**WHAT IS ASKED:**
Give a count of the lines below that have the string "работ" in them, with no other words.
━━━━
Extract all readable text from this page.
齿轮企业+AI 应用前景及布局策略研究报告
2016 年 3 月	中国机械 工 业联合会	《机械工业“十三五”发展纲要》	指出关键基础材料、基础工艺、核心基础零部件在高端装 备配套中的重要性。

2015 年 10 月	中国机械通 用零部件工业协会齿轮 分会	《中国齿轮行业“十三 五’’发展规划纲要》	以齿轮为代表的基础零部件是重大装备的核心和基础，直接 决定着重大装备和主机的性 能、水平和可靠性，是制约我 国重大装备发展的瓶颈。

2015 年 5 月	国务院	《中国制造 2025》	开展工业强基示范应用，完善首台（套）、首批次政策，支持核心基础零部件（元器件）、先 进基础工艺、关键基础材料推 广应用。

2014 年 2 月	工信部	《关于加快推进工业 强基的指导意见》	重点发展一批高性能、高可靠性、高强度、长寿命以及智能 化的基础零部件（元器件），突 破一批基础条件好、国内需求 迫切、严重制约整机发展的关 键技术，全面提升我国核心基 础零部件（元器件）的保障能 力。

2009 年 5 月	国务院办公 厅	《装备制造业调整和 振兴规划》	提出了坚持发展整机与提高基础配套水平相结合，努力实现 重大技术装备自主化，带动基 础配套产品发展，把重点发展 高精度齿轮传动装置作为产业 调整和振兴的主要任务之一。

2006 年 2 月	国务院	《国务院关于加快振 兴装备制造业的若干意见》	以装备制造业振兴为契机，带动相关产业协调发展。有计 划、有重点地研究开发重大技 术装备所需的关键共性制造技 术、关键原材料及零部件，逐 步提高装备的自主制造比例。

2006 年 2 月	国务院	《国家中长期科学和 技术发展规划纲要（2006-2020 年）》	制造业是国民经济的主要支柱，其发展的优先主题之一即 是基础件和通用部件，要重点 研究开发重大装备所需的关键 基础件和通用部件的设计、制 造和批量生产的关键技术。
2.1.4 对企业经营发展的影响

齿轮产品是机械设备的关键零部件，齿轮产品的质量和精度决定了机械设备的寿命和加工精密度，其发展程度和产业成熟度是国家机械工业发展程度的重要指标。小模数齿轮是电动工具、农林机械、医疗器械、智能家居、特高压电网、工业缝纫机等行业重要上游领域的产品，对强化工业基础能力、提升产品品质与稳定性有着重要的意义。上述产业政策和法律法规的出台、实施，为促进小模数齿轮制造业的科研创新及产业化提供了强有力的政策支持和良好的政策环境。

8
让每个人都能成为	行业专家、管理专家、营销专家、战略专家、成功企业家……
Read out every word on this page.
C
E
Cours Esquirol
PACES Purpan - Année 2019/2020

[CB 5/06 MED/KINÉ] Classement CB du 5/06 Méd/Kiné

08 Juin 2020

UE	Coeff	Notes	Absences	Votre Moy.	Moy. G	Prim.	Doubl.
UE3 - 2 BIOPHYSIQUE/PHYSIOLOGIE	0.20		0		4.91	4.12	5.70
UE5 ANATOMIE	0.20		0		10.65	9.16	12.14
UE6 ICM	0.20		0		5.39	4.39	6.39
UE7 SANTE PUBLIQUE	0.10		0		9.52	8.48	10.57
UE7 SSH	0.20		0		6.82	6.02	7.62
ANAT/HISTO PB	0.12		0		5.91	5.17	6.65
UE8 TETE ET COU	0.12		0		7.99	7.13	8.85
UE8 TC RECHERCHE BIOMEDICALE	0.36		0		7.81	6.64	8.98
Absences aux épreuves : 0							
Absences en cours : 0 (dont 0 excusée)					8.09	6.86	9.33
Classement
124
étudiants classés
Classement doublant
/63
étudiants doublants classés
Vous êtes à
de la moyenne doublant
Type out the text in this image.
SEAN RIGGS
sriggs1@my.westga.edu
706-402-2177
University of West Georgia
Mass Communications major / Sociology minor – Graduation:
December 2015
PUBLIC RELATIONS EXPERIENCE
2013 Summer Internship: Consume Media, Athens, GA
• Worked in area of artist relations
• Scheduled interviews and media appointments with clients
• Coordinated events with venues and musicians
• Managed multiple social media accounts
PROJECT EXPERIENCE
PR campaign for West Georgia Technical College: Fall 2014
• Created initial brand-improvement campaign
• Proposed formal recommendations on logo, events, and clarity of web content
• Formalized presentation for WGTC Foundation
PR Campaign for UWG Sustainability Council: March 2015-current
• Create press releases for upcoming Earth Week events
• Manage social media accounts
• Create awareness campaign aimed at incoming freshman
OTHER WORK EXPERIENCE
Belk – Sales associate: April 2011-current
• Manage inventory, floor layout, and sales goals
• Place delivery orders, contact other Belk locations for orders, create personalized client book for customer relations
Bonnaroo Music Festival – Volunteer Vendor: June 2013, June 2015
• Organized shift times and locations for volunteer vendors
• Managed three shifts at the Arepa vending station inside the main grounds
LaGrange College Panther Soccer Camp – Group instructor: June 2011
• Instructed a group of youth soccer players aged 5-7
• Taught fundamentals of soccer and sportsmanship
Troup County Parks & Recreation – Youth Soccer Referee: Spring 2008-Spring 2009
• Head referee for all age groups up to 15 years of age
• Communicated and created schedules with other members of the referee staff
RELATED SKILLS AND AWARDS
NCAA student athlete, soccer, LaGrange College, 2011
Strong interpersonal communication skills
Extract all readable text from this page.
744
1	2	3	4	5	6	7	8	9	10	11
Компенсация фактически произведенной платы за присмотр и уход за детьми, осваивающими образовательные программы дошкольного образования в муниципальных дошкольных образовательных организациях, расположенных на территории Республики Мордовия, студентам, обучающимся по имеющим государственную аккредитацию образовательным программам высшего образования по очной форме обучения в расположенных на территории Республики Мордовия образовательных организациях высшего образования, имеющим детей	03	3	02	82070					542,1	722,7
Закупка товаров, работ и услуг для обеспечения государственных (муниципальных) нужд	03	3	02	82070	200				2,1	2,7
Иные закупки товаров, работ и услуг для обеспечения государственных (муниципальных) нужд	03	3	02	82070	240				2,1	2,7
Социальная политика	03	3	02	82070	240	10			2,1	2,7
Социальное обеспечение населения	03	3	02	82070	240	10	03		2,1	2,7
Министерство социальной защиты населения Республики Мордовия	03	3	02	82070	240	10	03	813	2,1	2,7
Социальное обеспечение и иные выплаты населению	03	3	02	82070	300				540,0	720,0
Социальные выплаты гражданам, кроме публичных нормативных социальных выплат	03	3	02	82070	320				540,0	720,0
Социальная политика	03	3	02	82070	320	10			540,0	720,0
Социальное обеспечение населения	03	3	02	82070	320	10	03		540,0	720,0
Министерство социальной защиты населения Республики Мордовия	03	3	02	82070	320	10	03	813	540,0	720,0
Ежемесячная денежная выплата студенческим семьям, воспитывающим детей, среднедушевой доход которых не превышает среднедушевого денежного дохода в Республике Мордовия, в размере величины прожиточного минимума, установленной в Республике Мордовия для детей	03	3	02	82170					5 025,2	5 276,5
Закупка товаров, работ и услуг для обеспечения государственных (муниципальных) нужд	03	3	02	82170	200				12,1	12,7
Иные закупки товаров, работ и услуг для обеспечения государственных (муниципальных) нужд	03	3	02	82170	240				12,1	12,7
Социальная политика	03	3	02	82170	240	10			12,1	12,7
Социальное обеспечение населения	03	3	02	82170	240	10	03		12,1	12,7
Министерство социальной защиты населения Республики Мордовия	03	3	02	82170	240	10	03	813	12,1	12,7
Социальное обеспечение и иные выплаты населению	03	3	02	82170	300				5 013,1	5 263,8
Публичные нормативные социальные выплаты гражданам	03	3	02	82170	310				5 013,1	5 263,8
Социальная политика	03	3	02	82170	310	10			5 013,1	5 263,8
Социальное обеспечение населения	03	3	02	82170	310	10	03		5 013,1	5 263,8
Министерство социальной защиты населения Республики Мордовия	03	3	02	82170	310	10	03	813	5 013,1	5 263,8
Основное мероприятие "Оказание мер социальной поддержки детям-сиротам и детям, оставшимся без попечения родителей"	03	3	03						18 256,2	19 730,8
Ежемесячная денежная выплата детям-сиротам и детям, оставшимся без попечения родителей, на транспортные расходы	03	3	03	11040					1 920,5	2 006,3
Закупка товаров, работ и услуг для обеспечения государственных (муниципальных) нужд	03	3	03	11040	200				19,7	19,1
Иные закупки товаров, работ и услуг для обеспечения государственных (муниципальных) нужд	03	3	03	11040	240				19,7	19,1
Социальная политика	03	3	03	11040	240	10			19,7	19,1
━━━━
**WRITTEN SOLUTION:**
6